**EXERCISE**
Across the entries below, how many lines contain the word "free"? Give the number alone.

%%

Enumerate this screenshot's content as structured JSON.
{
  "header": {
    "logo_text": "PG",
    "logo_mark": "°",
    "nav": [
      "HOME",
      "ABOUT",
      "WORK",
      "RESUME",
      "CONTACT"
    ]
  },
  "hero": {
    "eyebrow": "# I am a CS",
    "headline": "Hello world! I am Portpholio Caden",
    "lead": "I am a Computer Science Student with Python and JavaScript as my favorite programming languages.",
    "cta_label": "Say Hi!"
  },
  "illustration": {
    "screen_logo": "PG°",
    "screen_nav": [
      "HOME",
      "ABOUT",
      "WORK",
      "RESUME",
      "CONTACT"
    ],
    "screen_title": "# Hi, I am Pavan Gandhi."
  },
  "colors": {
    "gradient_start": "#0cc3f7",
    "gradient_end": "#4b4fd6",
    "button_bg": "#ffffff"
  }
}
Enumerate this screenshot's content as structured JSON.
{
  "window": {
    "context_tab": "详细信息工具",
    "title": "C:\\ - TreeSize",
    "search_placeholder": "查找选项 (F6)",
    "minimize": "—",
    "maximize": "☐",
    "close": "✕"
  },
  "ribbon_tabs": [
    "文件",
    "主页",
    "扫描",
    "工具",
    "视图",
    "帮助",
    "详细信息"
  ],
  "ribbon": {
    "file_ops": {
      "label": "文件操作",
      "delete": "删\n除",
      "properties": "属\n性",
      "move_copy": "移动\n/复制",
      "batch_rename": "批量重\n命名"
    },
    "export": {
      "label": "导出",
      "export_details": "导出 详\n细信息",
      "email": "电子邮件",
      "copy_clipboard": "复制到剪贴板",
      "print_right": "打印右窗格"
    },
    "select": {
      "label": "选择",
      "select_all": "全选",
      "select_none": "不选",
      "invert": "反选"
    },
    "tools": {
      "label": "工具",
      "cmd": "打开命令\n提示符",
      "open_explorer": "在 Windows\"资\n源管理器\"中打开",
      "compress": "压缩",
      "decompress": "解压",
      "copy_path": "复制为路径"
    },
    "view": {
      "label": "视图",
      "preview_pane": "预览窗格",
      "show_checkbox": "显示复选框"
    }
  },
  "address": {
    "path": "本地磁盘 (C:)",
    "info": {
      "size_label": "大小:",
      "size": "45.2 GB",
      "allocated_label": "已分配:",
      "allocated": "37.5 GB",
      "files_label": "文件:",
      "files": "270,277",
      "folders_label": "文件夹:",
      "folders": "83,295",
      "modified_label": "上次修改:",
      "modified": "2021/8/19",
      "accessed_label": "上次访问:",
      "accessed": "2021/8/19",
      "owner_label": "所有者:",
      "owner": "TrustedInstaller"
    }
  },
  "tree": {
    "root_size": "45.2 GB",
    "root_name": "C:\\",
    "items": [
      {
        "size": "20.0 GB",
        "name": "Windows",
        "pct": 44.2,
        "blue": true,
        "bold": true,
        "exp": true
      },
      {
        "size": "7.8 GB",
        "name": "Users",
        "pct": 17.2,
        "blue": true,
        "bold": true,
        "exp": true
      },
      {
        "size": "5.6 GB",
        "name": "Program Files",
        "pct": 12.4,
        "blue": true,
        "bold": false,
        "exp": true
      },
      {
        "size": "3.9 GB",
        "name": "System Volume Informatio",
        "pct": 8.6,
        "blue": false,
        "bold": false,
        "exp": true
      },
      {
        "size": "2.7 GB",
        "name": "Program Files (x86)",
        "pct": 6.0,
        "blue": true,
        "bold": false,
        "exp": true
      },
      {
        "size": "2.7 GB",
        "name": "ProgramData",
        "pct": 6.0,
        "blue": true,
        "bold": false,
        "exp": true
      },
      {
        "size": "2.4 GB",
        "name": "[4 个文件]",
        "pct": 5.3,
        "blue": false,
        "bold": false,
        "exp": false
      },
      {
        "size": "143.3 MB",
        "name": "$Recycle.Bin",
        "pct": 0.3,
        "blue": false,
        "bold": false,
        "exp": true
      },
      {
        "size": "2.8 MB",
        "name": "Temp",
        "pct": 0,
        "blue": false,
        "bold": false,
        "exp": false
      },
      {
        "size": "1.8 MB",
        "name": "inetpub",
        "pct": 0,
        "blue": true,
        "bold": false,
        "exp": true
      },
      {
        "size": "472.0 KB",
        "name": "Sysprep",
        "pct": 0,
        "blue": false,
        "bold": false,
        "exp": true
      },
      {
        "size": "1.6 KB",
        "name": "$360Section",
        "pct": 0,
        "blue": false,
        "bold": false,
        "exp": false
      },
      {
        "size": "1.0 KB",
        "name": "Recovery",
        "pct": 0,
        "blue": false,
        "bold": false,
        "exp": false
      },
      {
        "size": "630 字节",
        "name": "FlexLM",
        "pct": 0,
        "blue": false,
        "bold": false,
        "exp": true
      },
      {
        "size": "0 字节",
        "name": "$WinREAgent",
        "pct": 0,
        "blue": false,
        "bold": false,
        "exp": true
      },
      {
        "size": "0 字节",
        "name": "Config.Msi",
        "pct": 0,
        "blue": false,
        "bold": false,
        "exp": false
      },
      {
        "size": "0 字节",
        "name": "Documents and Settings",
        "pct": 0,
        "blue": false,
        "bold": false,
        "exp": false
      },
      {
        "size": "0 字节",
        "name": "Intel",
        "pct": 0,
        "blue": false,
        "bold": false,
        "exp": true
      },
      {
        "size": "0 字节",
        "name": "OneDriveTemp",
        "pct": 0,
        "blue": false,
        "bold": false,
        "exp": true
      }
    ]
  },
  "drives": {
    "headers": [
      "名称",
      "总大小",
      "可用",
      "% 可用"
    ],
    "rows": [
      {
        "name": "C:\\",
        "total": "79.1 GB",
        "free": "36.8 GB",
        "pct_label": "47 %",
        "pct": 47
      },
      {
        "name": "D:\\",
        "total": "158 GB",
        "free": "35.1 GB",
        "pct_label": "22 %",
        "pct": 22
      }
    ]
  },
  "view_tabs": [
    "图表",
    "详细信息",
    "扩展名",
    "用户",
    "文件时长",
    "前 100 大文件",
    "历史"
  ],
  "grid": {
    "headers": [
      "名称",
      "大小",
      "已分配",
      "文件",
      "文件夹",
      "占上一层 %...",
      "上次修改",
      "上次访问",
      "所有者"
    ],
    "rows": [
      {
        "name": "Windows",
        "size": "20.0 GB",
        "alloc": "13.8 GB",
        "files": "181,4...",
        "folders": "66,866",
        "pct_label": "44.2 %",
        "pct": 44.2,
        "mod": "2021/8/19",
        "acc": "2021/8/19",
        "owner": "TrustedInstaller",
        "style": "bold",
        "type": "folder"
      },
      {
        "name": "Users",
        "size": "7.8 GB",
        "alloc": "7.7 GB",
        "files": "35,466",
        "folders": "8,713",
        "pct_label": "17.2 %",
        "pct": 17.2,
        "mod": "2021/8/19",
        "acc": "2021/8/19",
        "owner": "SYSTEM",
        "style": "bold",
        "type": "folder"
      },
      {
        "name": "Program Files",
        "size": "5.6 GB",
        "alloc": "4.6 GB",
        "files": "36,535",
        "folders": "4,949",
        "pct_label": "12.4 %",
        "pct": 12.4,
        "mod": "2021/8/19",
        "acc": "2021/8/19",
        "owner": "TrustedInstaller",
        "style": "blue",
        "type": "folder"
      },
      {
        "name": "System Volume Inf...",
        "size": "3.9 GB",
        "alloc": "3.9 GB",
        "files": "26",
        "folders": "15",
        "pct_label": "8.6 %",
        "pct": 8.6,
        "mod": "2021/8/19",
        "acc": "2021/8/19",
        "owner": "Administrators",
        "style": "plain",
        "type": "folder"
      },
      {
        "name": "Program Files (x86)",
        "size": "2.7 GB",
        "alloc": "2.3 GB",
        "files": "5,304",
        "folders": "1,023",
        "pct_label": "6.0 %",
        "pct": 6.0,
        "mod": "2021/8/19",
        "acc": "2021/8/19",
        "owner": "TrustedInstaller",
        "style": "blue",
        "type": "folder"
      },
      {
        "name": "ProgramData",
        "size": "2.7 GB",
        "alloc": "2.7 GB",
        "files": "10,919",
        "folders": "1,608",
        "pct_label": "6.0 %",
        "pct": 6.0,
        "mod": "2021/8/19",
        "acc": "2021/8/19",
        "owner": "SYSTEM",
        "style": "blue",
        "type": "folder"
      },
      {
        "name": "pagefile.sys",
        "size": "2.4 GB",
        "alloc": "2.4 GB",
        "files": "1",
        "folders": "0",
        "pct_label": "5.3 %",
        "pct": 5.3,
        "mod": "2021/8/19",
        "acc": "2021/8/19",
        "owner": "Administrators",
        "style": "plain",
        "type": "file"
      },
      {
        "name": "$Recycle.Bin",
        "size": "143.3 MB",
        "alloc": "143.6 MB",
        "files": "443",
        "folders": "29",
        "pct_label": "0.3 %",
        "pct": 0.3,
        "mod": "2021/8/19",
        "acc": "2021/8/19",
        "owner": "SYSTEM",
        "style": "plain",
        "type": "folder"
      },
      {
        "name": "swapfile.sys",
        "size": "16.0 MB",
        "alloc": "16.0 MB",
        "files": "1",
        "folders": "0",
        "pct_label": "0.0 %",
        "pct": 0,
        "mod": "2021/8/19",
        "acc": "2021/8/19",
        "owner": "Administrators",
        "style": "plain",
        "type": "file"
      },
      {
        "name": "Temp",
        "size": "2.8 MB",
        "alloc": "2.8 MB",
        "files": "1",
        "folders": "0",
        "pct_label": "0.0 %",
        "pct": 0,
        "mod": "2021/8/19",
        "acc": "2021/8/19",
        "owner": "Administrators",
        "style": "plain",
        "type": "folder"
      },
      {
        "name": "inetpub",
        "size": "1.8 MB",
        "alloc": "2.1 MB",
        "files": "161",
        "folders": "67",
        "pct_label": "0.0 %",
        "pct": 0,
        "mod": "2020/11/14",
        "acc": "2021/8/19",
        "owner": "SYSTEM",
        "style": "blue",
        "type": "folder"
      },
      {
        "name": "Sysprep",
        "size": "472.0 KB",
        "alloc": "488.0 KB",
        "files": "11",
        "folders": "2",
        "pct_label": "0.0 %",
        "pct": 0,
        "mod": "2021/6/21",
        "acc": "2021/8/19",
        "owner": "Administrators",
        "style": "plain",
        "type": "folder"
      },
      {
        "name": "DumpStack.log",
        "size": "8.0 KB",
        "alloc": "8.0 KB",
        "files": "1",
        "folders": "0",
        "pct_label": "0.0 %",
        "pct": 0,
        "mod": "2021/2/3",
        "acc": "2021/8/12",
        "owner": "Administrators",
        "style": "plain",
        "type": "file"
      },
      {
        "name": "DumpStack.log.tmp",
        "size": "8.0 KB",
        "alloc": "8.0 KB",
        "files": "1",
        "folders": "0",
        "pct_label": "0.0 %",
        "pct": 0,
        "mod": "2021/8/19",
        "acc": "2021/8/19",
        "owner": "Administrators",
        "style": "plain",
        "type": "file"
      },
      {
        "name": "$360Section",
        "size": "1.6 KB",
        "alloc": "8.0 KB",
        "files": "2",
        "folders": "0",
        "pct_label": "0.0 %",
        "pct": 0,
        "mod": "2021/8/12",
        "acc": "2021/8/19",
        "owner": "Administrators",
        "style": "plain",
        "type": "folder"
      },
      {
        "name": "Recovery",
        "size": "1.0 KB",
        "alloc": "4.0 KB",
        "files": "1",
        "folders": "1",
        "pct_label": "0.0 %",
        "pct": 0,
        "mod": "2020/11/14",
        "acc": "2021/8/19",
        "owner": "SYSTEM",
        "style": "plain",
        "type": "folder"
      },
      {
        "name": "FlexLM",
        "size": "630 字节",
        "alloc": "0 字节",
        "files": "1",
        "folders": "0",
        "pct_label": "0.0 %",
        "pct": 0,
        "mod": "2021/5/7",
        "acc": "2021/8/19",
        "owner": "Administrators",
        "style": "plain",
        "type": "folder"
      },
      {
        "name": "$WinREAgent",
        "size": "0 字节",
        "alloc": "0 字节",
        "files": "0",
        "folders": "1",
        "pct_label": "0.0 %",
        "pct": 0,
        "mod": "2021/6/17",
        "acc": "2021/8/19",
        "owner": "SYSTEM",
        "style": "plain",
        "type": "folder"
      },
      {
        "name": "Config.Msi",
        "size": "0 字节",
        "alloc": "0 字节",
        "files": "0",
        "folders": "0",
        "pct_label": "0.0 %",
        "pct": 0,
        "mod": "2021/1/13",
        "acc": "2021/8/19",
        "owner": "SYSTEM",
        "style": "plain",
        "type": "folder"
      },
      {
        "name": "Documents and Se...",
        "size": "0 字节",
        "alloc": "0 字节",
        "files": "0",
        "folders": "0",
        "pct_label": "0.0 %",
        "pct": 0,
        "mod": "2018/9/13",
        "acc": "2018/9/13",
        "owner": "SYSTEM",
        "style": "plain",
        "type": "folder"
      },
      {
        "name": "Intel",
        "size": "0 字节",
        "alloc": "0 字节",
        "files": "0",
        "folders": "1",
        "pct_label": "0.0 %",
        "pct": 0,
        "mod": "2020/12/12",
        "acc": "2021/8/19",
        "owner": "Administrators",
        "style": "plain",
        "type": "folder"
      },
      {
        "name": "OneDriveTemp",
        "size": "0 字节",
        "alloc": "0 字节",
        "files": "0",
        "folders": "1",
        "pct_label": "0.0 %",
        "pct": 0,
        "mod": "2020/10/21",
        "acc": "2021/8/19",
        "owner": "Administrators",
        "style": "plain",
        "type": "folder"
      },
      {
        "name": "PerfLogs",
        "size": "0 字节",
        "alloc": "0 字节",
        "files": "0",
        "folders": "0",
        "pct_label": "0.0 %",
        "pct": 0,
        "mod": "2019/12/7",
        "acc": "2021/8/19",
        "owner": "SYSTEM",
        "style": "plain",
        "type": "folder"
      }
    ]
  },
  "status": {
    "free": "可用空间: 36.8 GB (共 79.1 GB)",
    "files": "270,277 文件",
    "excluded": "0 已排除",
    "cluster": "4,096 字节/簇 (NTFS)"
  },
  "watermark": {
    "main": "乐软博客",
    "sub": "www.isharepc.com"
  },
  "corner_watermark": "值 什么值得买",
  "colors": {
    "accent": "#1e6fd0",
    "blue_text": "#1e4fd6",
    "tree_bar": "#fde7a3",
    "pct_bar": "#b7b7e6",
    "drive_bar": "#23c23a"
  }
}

%%

**EXPECTED OUTPUT**
3